**Records for the exercise**.
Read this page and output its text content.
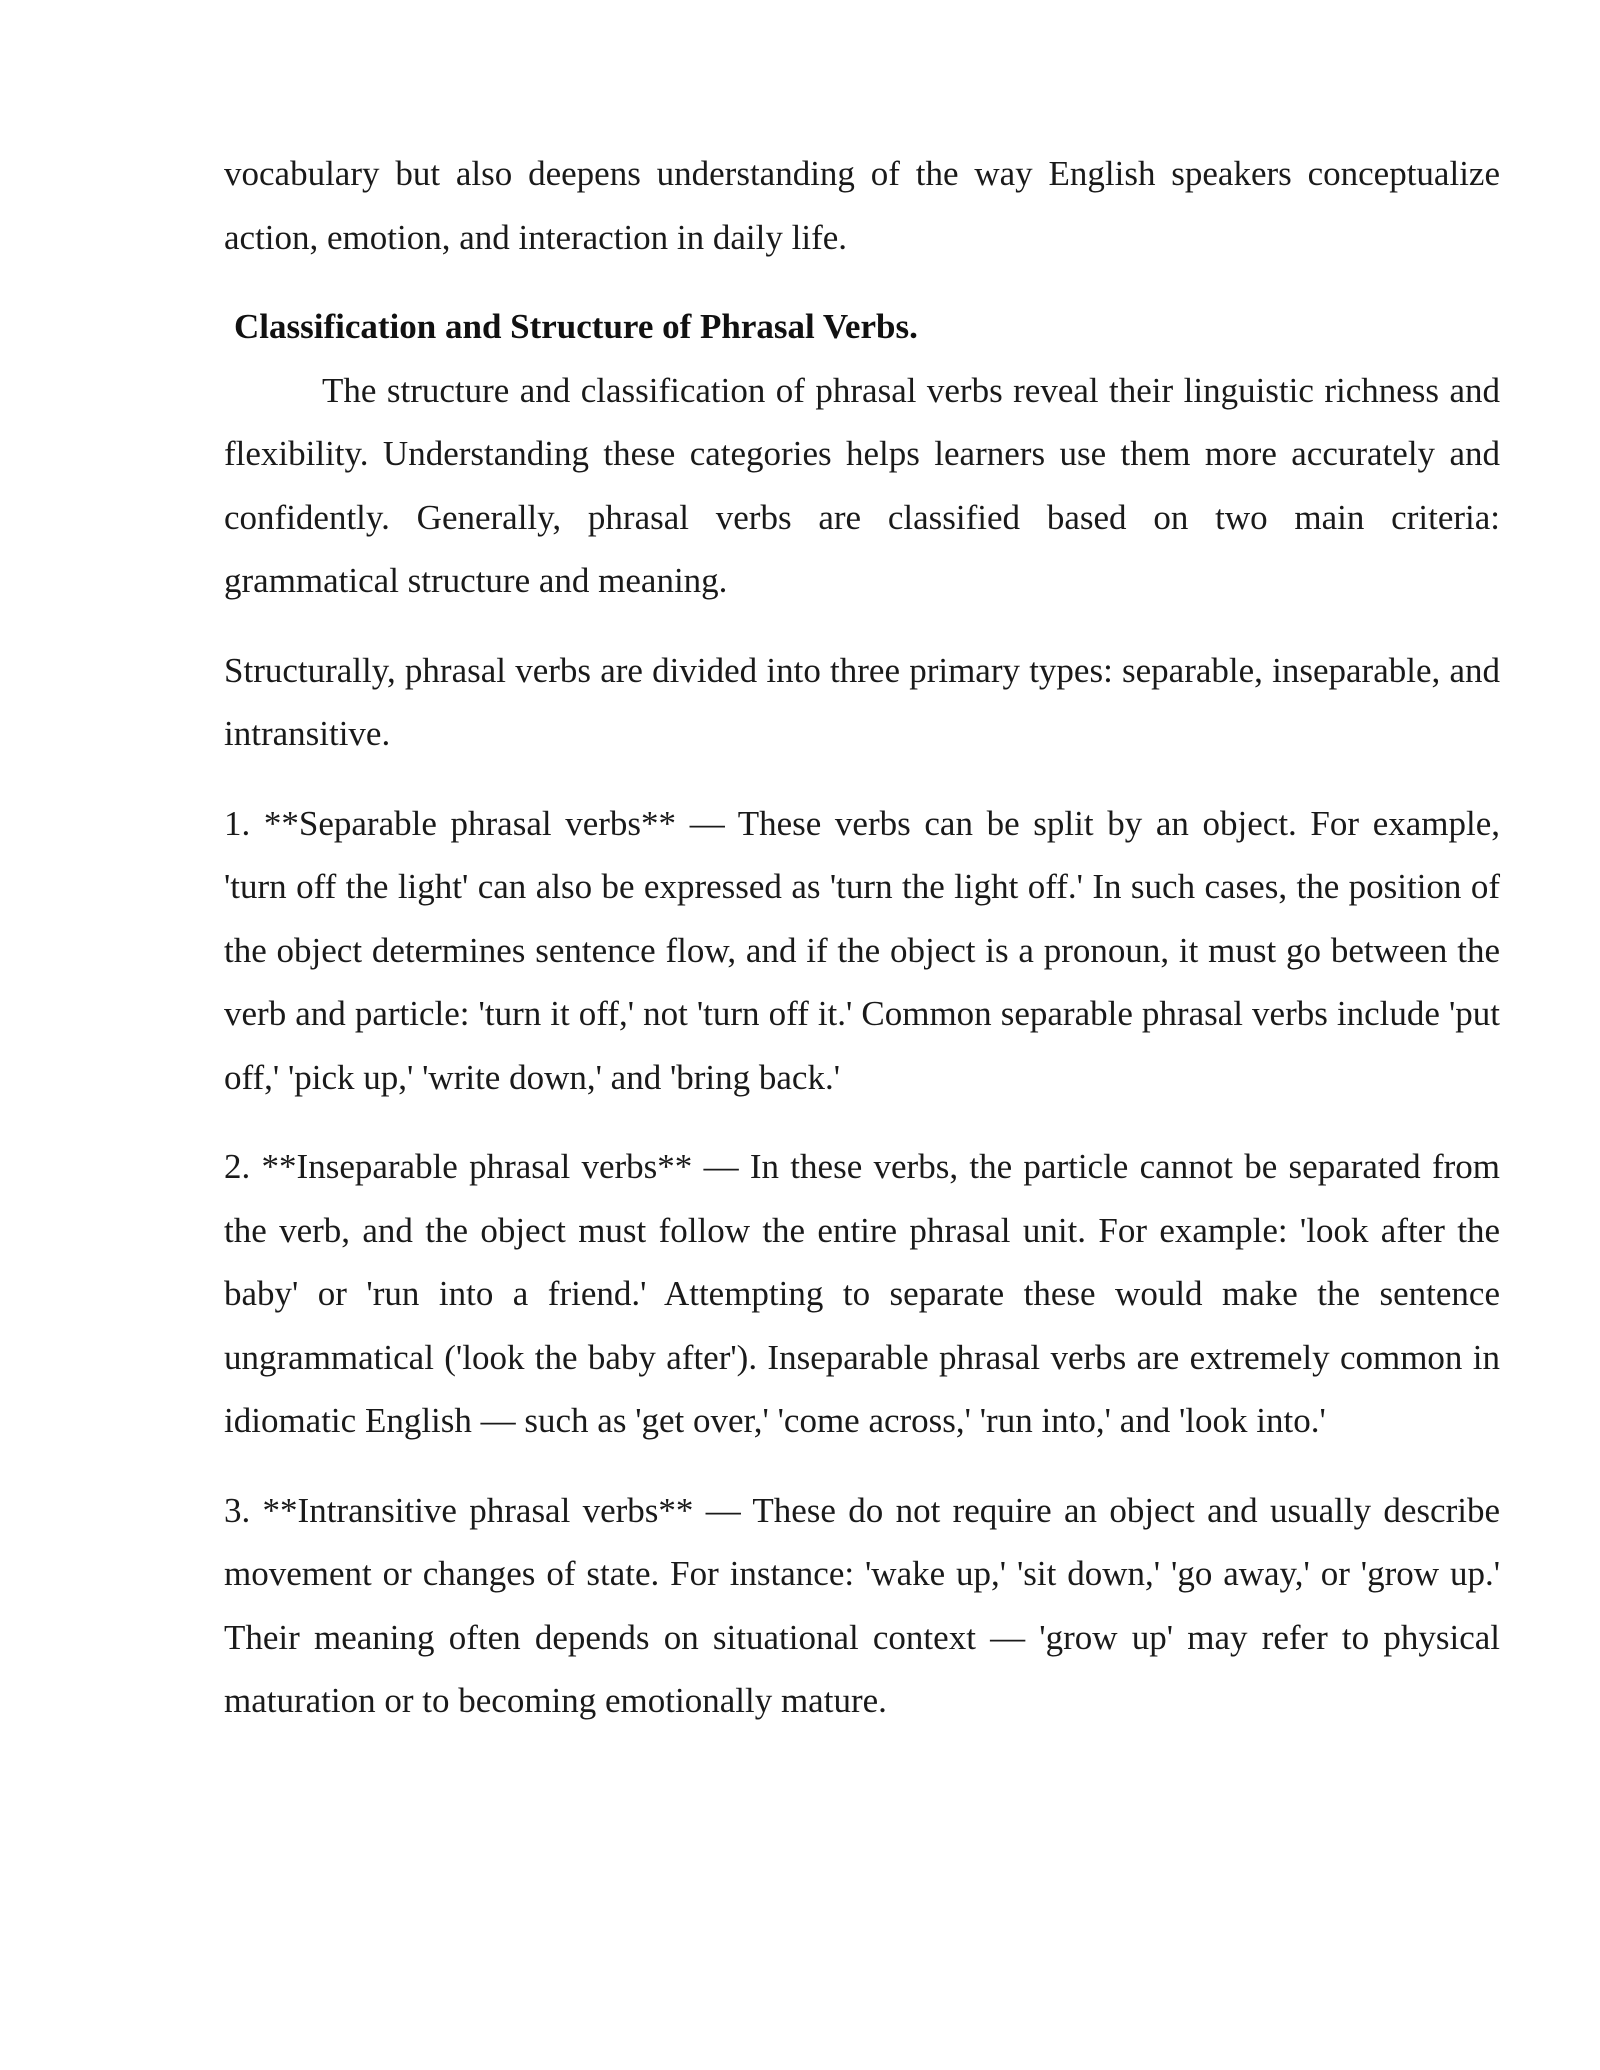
vocabulary but also deepens understanding of the way English speakers conceptualize action, emotion, and interaction in daily life.

Classification and Structure of Phrasal Verbs.

The structure and classification of phrasal verbs reveal their linguistic richness and flexibility. Understanding these categories helps learners use them more accurately and confidently. Generally, phrasal verbs are classified based on two main criteria: grammatical structure and meaning.

Structurally, phrasal verbs are divided into three primary types: separable, inseparable, and intransitive.

1. **Separable phrasal verbs** — These verbs can be split by an object. For example, 'turn off the light' can also be expressed as 'turn the light off.' In such cases, the position of the object determines sentence flow, and if the object is a pronoun, it must go between the verb and particle: 'turn it off,' not 'turn off it.' Common separable phrasal verbs include 'put off,' 'pick up,' 'write down,' and 'bring back.'

2. **Inseparable phrasal verbs** — In these verbs, the particle cannot be separated from the verb, and the object must follow the entire phrasal unit. For example: 'look after the baby' or 'run into a friend.' Attempting to separate these would make the sentence ungrammatical ('look the baby after'). Inseparable phrasal verbs are extremely common in idiomatic English — such as 'get over,' 'come across,' 'run into,' and 'look into.'

3. **Intransitive phrasal verbs** — These do not require an object and usually describe movement or changes of state. For instance: 'wake up,' 'sit down,' 'go away,' or 'grow up.' Their meaning often depends on situational context — 'grow up' may refer to physical maturation or to becoming emotionally mature.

**Exercise details**.
Point out every line holding the string "into" and copy it.

**Reply to the exercise**.
Structurally, phrasal verbs are divided into three primary types: separable, inseparable, and intransitive.
2. **Inseparable phrasal verbs** — In these verbs, the particle cannot be separated from the verb, and the object must follow the entire phrasal unit. For example: 'look after the baby' or 'run into a friend.' Attempting to separate these would make the sentence ungrammatical ('look the baby after'). Inseparable phrasal verbs are extremely common in idiomatic English — such as 'get over,' 'come across,' 'run into,' and 'look into.'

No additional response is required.